- _Job_
The answer should be a single number: how many lines of the entries below hold the word "value".

- _Given records_
++++++++
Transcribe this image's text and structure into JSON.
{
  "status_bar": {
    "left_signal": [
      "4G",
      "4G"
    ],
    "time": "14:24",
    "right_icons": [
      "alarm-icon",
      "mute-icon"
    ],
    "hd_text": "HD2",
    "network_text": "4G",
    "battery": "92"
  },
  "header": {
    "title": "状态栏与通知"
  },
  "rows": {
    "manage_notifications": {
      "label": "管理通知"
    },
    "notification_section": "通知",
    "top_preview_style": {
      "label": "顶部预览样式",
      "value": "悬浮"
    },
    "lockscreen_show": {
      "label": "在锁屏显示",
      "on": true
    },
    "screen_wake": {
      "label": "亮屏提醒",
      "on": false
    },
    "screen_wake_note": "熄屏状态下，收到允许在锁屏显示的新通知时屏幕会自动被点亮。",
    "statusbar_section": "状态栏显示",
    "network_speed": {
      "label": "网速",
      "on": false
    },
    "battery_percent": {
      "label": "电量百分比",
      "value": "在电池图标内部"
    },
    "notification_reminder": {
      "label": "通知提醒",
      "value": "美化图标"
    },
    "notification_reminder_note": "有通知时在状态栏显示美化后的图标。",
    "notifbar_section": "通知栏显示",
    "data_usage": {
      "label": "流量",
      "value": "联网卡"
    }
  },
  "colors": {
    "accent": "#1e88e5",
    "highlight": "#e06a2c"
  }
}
++++++++
- _Result below_
4